● REQUIRED WORK: Search the material for the string "structured" and copy each line where it occurs.

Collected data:
▬▬▬
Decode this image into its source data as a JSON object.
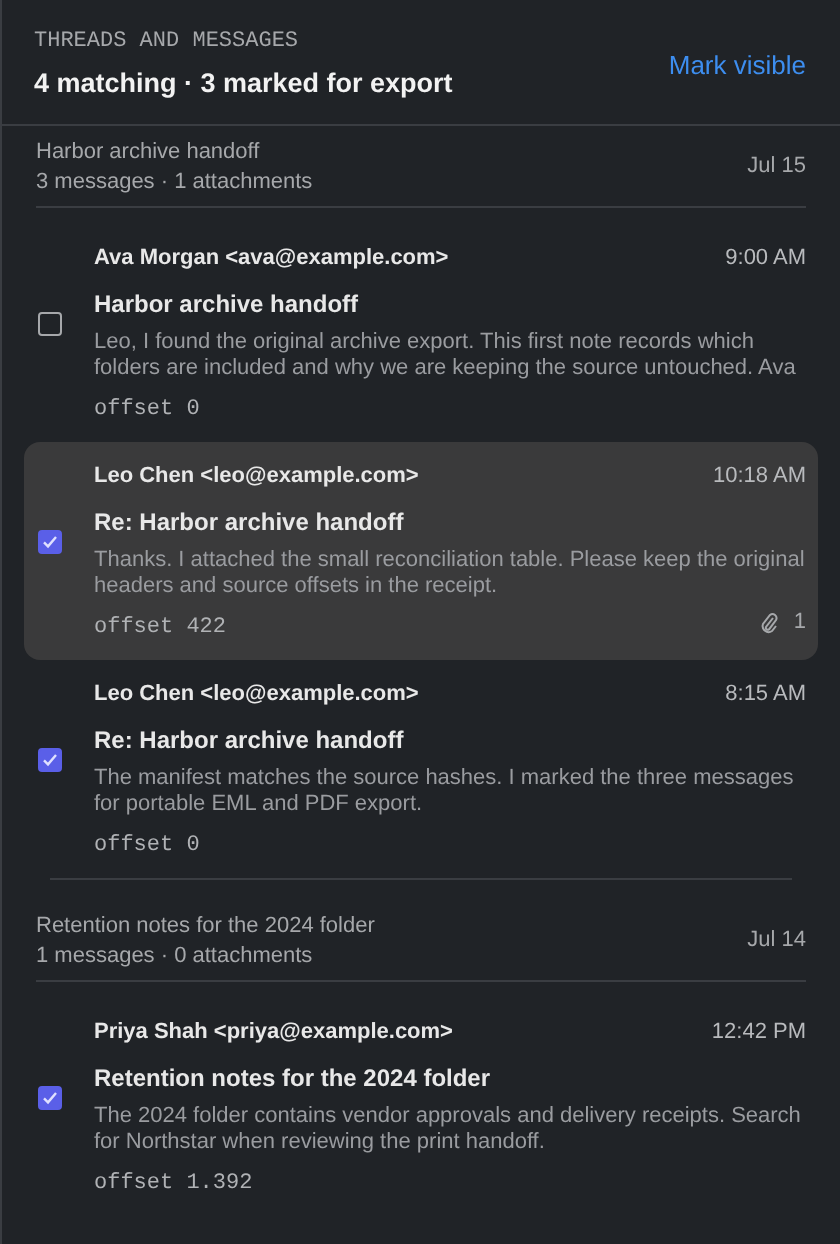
{
  "header": {
    "eyebrow": "THREADS AND MESSAGES",
    "summary": "4 matching · 3 marked for export",
    "action": "Mark visible"
  },
  "threads": [
    {
      "subject": "Harbor archive handoff",
      "meta": "3 messages · 1 attachments",
      "date": "Jul 15",
      "messages": [
        {
          "from": "Ava Morgan <ava@example.com>",
          "time": "9:00 AM",
          "subject": "Harbor archive handoff",
          "body": "Leo, I found the original archive export. This first note records which folders are included and why we are keeping the source untouched. Ava",
          "offset": "offset 0",
          "checked": false,
          "selected": false
        },
        {
          "from": "Leo Chen <leo@example.com>",
          "time": "10:18 AM",
          "subject": "Re: Harbor archive handoff",
          "body": "Thanks. I attached the small reconciliation table. Please keep the original headers and source offsets in the receipt.",
          "offset": "offset 422",
          "attachments": "1",
          "checked": true,
          "selected": true
        },
        {
          "from": "Leo Chen <leo@example.com>",
          "time": "8:15 AM",
          "subject": "Re: Harbor archive handoff",
          "body": "The manifest matches the source hashes. I marked the three messages for portable EML and PDF export.",
          "offset": "offset 0",
          "checked": true,
          "selected": false
        }
      ]
    },
    {
      "subject": "Retention notes for the 2024 folder",
      "meta": "1 messages · 0 attachments",
      "date": "Jul 14",
      "messages": [
        {
          "from": "Priya Shah <priya@example.com>",
          "time": "12:42 PM",
          "subject": "Retention notes for the 2024 folder",
          "body": "The 2024 folder contains vendor approvals and delivery receipts. Search for Northstar when reviewing the print handoff.",
          "offset": "offset 1.392",
          "checked": true,
          "selected": false
        }
      ]
    }
  ]
}
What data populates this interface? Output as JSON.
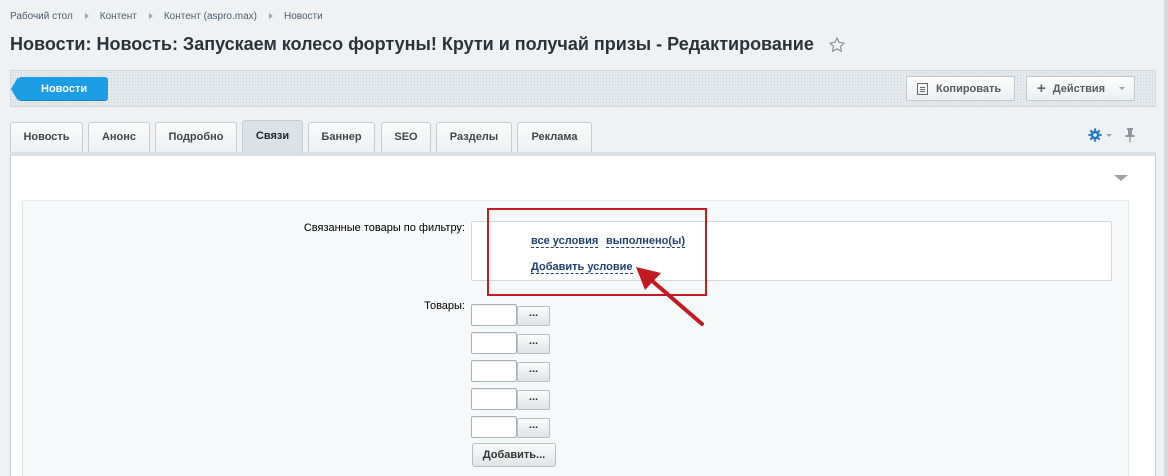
{
  "breadcrumb": [
    "Рабочий стол",
    "Контент",
    "Контент (aspro.max)",
    "Новости"
  ],
  "page_title": "Новости: Новость: Запускаем колесо фортуны! Крути и получай призы - Редактирование",
  "toolbar": {
    "back_label": "Новости",
    "copy_label": "Копировать",
    "actions_label": "Действия"
  },
  "tabs": [
    {
      "label": "Новость"
    },
    {
      "label": "Анонс"
    },
    {
      "label": "Подробно"
    },
    {
      "label": "Связи",
      "active": true
    },
    {
      "label": "Баннер"
    },
    {
      "label": "SEO"
    },
    {
      "label": "Разделы"
    },
    {
      "label": "Реклама"
    }
  ],
  "form": {
    "filter_label": "Связанные товары по фильтру:",
    "condition": {
      "all": "все условия",
      "done": "выполнено(ы)",
      "add": "Добавить условие"
    },
    "products_label": "Товары:",
    "browse_label": "...",
    "add_button": "Добавить..."
  },
  "colors": {
    "accent": "#1c9de4",
    "annotation": "#c21a20",
    "link": "#1d3f6e"
  },
  "icons": [
    "star-icon",
    "copy-icon",
    "plus-icon",
    "gear-icon",
    "pin-icon",
    "collapse-arrow-icon"
  ]
}
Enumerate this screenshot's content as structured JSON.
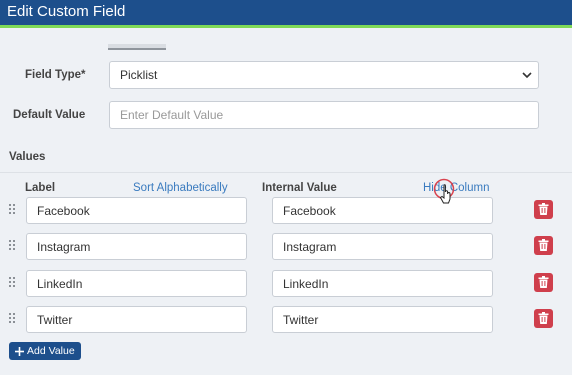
{
  "header": {
    "title": "Edit Custom Field"
  },
  "form": {
    "field_type_label": "Field Type*",
    "field_type_value": "Picklist",
    "default_value_label": "Default Value",
    "default_value_placeholder": "Enter Default Value"
  },
  "values_section": {
    "title": "Values",
    "label_header": "Label",
    "sort_link": "Sort Alphabetically",
    "internal_value_header": "Internal Value",
    "hide_column_link": "Hide Column",
    "rows": [
      {
        "label": "Facebook",
        "internal_value": "Facebook"
      },
      {
        "label": "Instagram",
        "internal_value": "Instagram"
      },
      {
        "label": "LinkedIn",
        "internal_value": "LinkedIn"
      },
      {
        "label": "Twitter",
        "internal_value": "Twitter"
      }
    ],
    "add_button": "Add Value",
    "add_icon": "plus-icon",
    "delete_icon": "trash-icon",
    "drag_icon": "drag-handle-icon"
  },
  "colors": {
    "header_bg": "#1d4f8c",
    "header_accent": "#7ed957",
    "link": "#3a7bbf",
    "delete_button": "#cf3f4c"
  }
}
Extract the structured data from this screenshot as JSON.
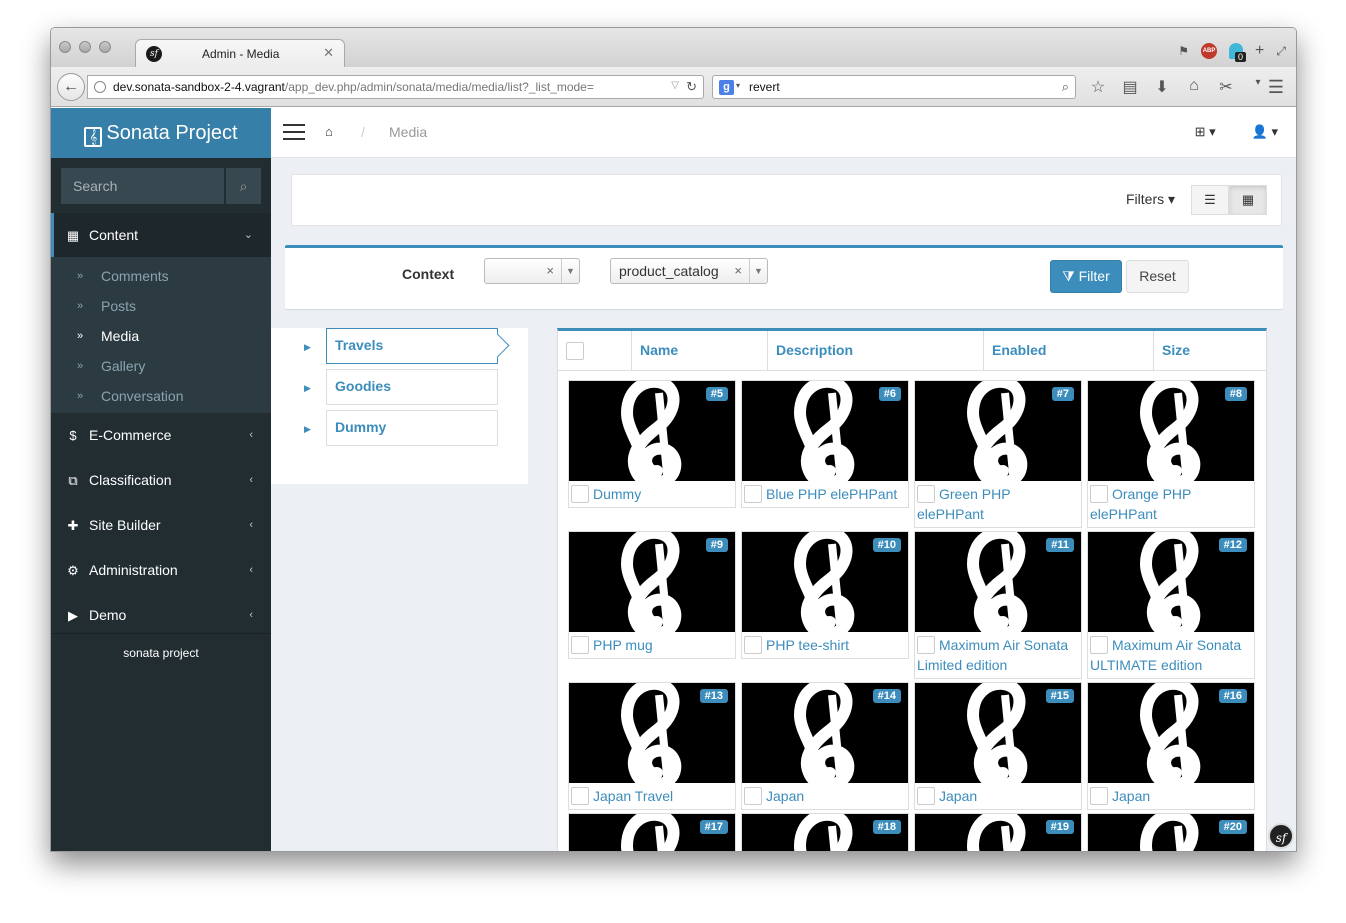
{
  "browser": {
    "tab_title": "Admin - Media",
    "url_host": "dev.sonata-sandbox-2-4.vagrant",
    "url_path": "/app_dev.php/admin/sonata/media/media/list?_list_mode=",
    "search_query": "revert",
    "addon_badge": "0"
  },
  "sidebar": {
    "brand": "Sonata Project",
    "search_placeholder": "Search",
    "menu": [
      {
        "label": "Content",
        "icon": "grid-icon"
      },
      {
        "label": "E-Commerce",
        "icon": "dollar-icon"
      },
      {
        "label": "Classification",
        "icon": "sitemap-icon"
      },
      {
        "label": "Site Builder",
        "icon": "puzzle-icon"
      },
      {
        "label": "Administration",
        "icon": "gears-icon"
      },
      {
        "label": "Demo",
        "icon": "play-circle-icon"
      }
    ],
    "content_items": [
      "Comments",
      "Posts",
      "Media",
      "Gallery",
      "Conversation"
    ],
    "footer": "sonata project"
  },
  "breadcrumb": {
    "current": "Media"
  },
  "list_actions": {
    "filters_label": "Filters"
  },
  "context_filter": {
    "label": "Context",
    "first_value": "",
    "second_value": "product_catalog",
    "filter_button": "Filter",
    "reset_button": "Reset"
  },
  "tree": [
    "Travels",
    "Goodies",
    "Dummy"
  ],
  "table": {
    "columns": [
      "Name",
      "Description",
      "Enabled",
      "Size"
    ]
  },
  "media": [
    {
      "id": "#5",
      "name": "Dummy"
    },
    {
      "id": "#6",
      "name": "Blue PHP elePHPant"
    },
    {
      "id": "#7",
      "name": "Green PHP elePHPant"
    },
    {
      "id": "#8",
      "name": "Orange PHP elePHPant"
    },
    {
      "id": "#9",
      "name": "PHP mug"
    },
    {
      "id": "#10",
      "name": "PHP tee-shirt"
    },
    {
      "id": "#11",
      "name": "Maximum Air Sonata Limited edition"
    },
    {
      "id": "#12",
      "name": "Maximum Air Sonata ULTIMATE edition"
    },
    {
      "id": "#13",
      "name": "Japan Travel"
    },
    {
      "id": "#14",
      "name": "Japan"
    },
    {
      "id": "#15",
      "name": "Japan"
    },
    {
      "id": "#16",
      "name": "Japan"
    },
    {
      "id": "#17",
      "name": ""
    },
    {
      "id": "#18",
      "name": ""
    },
    {
      "id": "#19",
      "name": ""
    },
    {
      "id": "#20",
      "name": ""
    }
  ],
  "colors": {
    "primary": "#3c8dbc",
    "sidebar_bg": "#222d32",
    "brand_bg": "#367fa9"
  }
}
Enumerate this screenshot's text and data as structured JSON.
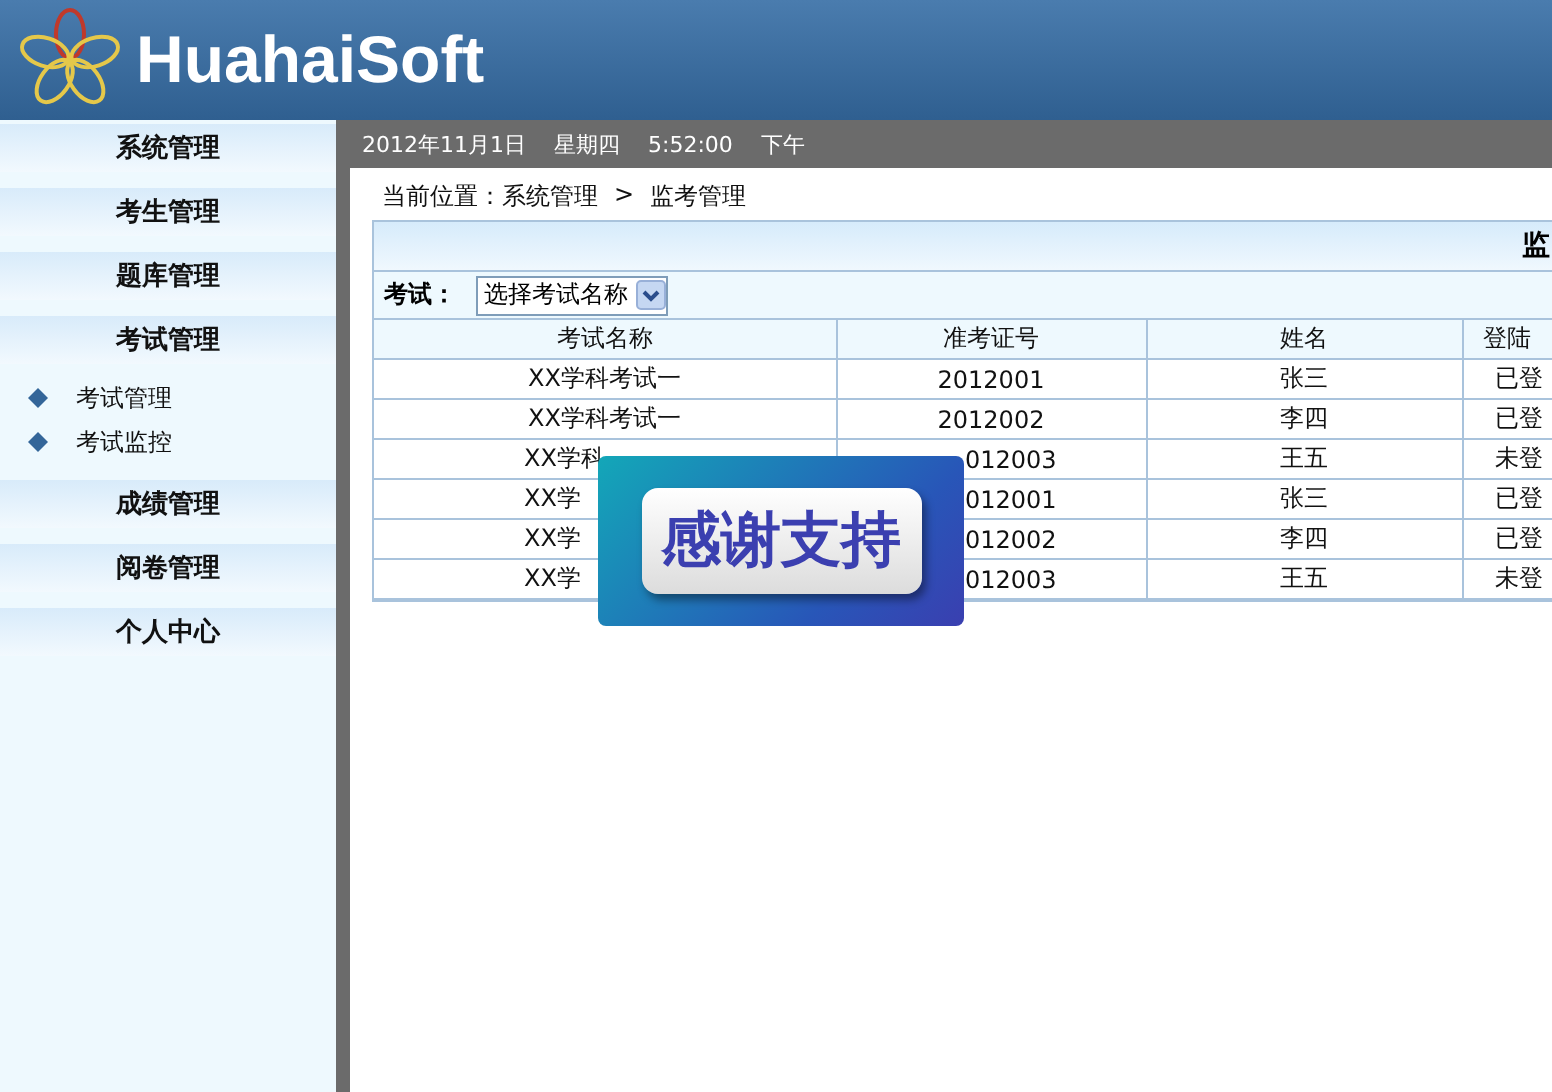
{
  "header": {
    "logo_text": "HuahaiSoft"
  },
  "sidebar": {
    "groups": [
      {
        "label": "系统管理"
      },
      {
        "label": "考生管理"
      },
      {
        "label": "题库管理"
      },
      {
        "label": "考试管理",
        "items": [
          "考试管理",
          "考试监控"
        ]
      },
      {
        "label": "成绩管理"
      },
      {
        "label": "阅卷管理"
      },
      {
        "label": "个人中心"
      }
    ]
  },
  "status_bar": {
    "date": "2012年11月1日",
    "weekday": "星期四",
    "time": "5:52:00",
    "period": "下午"
  },
  "breadcrumb": {
    "items": [
      "当前位置：系统管理",
      "监考管理"
    ],
    "separator": ">"
  },
  "panel": {
    "title": "监",
    "filter_label": "考试：",
    "filter_select": "选择考试名称",
    "columns": [
      "考试名称",
      "准考证号",
      "姓名",
      "登陆"
    ],
    "rows": [
      {
        "partly_hidden": false,
        "cells": [
          "XX学科考试一",
          "2012001",
          "张三",
          "已登"
        ]
      },
      {
        "partly_hidden": false,
        "cells": [
          "XX学科考试一",
          "2012002",
          "李四",
          "已登"
        ]
      },
      {
        "partly_hidden": true,
        "cells": [
          "XX学科",
          "012003",
          "王五",
          "未登"
        ]
      },
      {
        "partly_hidden": true,
        "cells": [
          "XX学",
          "012001",
          "张三",
          "已登"
        ]
      },
      {
        "partly_hidden": true,
        "cells": [
          "XX学",
          "012002",
          "李四",
          "已登"
        ]
      },
      {
        "partly_hidden": true,
        "cells": [
          "XX学",
          "012003",
          "王五",
          "未登"
        ]
      }
    ]
  },
  "overlay": {
    "text": "感谢支持"
  }
}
▬▬▬
● EXERCISE RESPONSE:
Enumerate this screenshot's content as structured JSON.
Extract the structured data from this screenshot as JSON.
Enumerate this screenshot's text and data as structured JSON.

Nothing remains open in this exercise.